■ WHAT THE TASK ASKS: Copy out the listing in full, exactly as written, but not its pictures.

■ Dataset items:
--- --- ---

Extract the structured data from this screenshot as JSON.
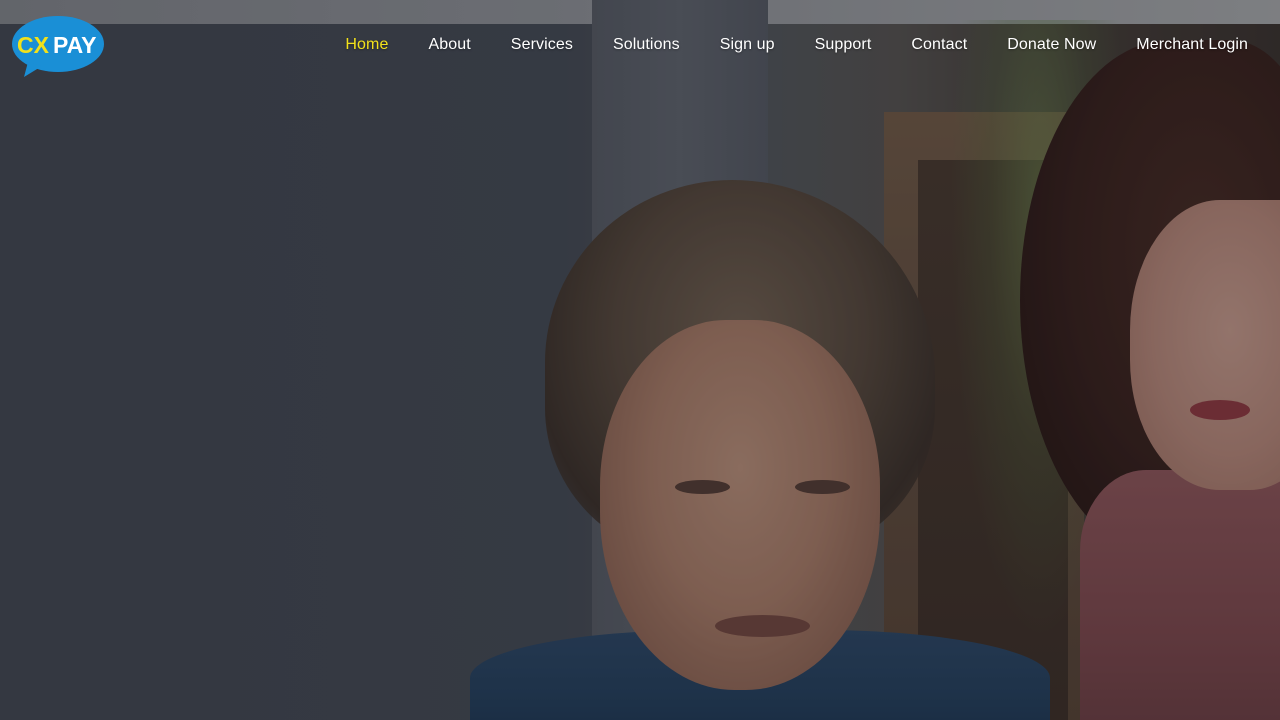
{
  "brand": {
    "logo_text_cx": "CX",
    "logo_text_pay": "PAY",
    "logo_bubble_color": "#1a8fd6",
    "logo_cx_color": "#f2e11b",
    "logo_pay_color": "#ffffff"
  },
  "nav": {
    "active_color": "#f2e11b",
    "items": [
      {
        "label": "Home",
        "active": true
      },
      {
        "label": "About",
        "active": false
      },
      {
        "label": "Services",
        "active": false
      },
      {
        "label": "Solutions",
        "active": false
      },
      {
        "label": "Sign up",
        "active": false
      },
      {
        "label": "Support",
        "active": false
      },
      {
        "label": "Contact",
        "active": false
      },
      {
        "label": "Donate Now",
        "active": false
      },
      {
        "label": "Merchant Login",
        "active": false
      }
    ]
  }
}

--- --- ---

■ SOLUTION:
Extract the structured data from this screenshot as JSON.
{
  "brand": {
    "logo_text_cx": "CX",
    "logo_text_pay": "PAY",
    "logo_bubble_color": "#1a8fd6",
    "logo_cx_color": "#f2e11b",
    "logo_pay_color": "#ffffff"
  },
  "nav": {
    "active_color": "#f2e11b",
    "items": [
      {
        "label": "Home",
        "active": true
      },
      {
        "label": "About",
        "active": false
      },
      {
        "label": "Services",
        "active": false
      },
      {
        "label": "Solutions",
        "active": false
      },
      {
        "label": "Sign up",
        "active": false
      },
      {
        "label": "Support",
        "active": false
      },
      {
        "label": "Contact",
        "active": false
      },
      {
        "label": "Donate Now",
        "active": false
      },
      {
        "label": "Merchant Login",
        "active": false
      }
    ]
  }
}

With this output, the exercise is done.